**INSTRUCTIONS FOR THE TASK**
Can you substitute "towing vehicle" for "tow truck" everywhere in the records below and give them again with nothing else changed and the pictures left out?

^^^^^^^^

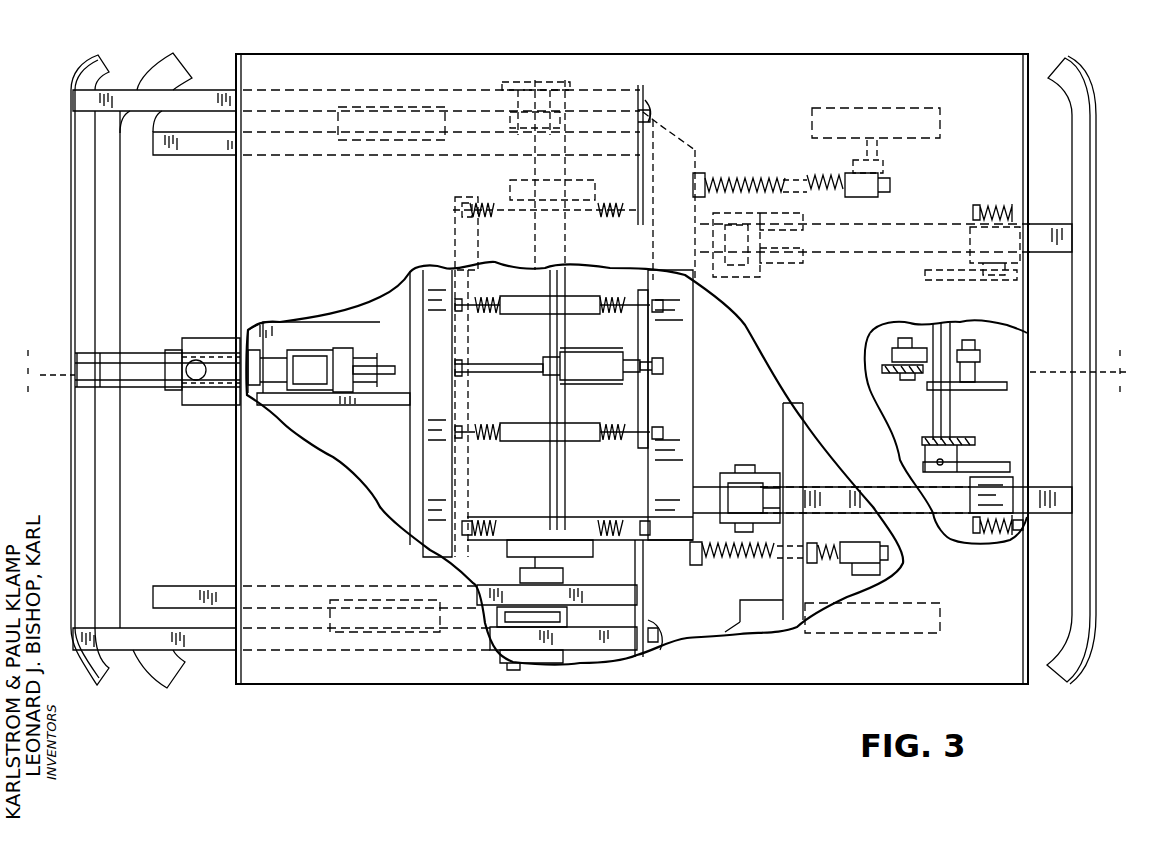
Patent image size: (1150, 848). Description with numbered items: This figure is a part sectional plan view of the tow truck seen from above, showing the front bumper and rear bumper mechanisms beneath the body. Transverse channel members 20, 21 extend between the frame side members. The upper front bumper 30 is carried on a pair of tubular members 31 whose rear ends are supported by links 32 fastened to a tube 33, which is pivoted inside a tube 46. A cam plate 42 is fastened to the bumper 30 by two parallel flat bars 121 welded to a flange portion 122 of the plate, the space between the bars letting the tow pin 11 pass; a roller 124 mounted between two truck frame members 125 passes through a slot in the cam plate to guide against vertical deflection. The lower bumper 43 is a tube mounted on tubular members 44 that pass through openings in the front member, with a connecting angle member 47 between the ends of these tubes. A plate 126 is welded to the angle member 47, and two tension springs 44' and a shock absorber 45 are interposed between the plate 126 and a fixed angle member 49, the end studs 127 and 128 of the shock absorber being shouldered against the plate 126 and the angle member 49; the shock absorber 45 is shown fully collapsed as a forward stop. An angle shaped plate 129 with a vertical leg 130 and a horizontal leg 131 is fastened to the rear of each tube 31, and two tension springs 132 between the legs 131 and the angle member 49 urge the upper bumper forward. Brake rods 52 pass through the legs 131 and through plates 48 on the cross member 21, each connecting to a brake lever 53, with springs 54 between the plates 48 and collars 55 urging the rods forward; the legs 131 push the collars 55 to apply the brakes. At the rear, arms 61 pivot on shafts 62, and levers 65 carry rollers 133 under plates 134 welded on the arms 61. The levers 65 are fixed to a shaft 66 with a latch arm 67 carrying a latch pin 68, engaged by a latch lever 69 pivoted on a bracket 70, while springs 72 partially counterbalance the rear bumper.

The tow pin 11 is at (190, 356).
The transverse channel member 20 is at (410, 275).
The transverse channel member 21 is at (796, 440).
The upper front bumper 30 is at (73, 232).
The tubular members 31 is at (118, 100).
The links 32 is at (487, 617).
The tube 33 is at (553, 663).
The cam plate 42 is at (380, 376).
The lower bumper 43 is at (155, 683).
The tubular members 44 is at (411, 633).
The tension springs 44' is at (559, 371).
The shock absorber 45 is at (238, 155).
The tube 46 is at (560, 480).
The connecting angle member 47 is at (686, 445).
The plates 48 is at (783, 178).
The angle member 49 is at (430, 264).
The rods 52 is at (742, 176).
The brake lever 53 is at (885, 568).
The springs 54 is at (728, 178).
The collar 55 is at (700, 173).
The arms 61 is at (820, 487).
The shafts 62 is at (735, 262).
The levers 65 is at (1020, 270).
The shaft 66 is at (933, 415).
The latch arm 67 is at (975, 390).
The latch pin 68 is at (962, 353).
The latch lever 69 is at (874, 336).
The bracket 70 is at (884, 377).
The springs 72 is at (1005, 535).
The flat bars 121 is at (168, 345).
The flange portion 122 is at (262, 388).
The roller 124 is at (312, 350).
The truck frame members 125 is at (290, 325).
The plate 126 is at (637, 402).
The end stud 127 is at (520, 350).
The end stud 128 is at (655, 356).
The angle shaped plate 129 is at (640, 85).
The vertical leg 130 is at (655, 100).
The horizontal leg 131 is at (650, 118).
The tension springs 132 is at (582, 222).
The roller 133 is at (985, 250).
The plate 134 is at (925, 272).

^^^^^^^^

**EXERCISE RESPONSE**
Patent image size: (1150, 848). Description with numbered items: This figure is a part sectional plan view of the towing vehicle seen from above, showing the front bumper and rear bumper mechanisms beneath the body. Transverse channel members 20, 21 extend between the frame side members. The upper front bumper 30 is carried on a pair of tubular members 31 whose rear ends are supported by links 32 fastened to a tube 33, which is pivoted inside a tube 46. A cam plate 42 is fastened to the bumper 30 by two parallel flat bars 121 welded to a flange portion 122 of the plate, the space between the bars letting the tow pin 11 pass; a roller 124 mounted between two truck frame members 125 passes through a slot in the cam plate to guide against vertical deflection. The lower bumper 43 is a tube mounted on tubular members 44 that pass through openings in the front member, with a connecting angle member 47 between the ends of these tubes. A plate 126 is welded to the angle member 47, and two tension springs 44' and a shock absorber 45 are interposed between the plate 126 and a fixed angle member 49, the end studs 127 and 128 of the shock absorber being shouldered against the plate 126 and the angle member 49; the shock absorber 45 is shown fully collapsed as a forward stop. An angle shaped plate 129 with a vertical leg 130 and a horizontal leg 131 is fastened to the rear of each tube 31, and two tension springs 132 between the legs 131 and the angle member 49 urge the upper bumper forward. Brake rods 52 pass through the legs 131 and through plates 48 on the cross member 21, each connecting to a brake lever 53, with springs 54 between the plates 48 and collars 55 urging the rods forward; the legs 131 push the collars 55 to apply the brakes. At the rear, arms 61 pivot on shafts 62, and levers 65 carry rollers 133 under plates 134 welded on the arms 61. The levers 65 are fixed to a shaft 66 with a latch arm 67 carrying a latch pin 68, engaged by a latch lever 69 pivoted on a bracket 70, while springs 72 partially counterbalance the rear bumper.

The tow pin 11 is at (190, 356).
The transverse channel member 20 is at (410, 275).
The transverse channel member 21 is at (796, 440).
The upper front bumper 30 is at (73, 232).
The tubular members 31 is at (118, 100).
The links 32 is at (487, 617).
The tube 33 is at (553, 663).
The cam plate 42 is at (380, 376).
The lower bumper 43 is at (155, 683).
The tubular members 44 is at (411, 633).
The tension springs 44' is at (559, 371).
The shock absorber 45 is at (238, 155).
The tube 46 is at (560, 480).
The connecting angle member 47 is at (686, 445).
The plates 48 is at (783, 178).
The angle member 49 is at (430, 264).
The rods 52 is at (742, 176).
The brake lever 53 is at (885, 568).
The springs 54 is at (728, 178).
The collar 55 is at (700, 173).
The arms 61 is at (820, 487).
The shafts 62 is at (735, 262).
The levers 65 is at (1020, 270).
The shaft 66 is at (933, 415).
The latch arm 67 is at (975, 390).
The latch pin 68 is at (962, 353).
The latch lever 69 is at (874, 336).
The bracket 70 is at (884, 377).
The springs 72 is at (1005, 535).
The flat bars 121 is at (168, 345).
The flange portion 122 is at (262, 388).
The roller 124 is at (312, 350).
The truck frame members 125 is at (290, 325).
The plate 126 is at (637, 402).
The end stud 127 is at (520, 350).
The end stud 128 is at (655, 356).
The angle shaped plate 129 is at (640, 85).
The vertical leg 130 is at (655, 100).
The horizontal leg 131 is at (650, 118).
The tension springs 132 is at (582, 222).
The roller 133 is at (985, 250).
The plate 134 is at (925, 272).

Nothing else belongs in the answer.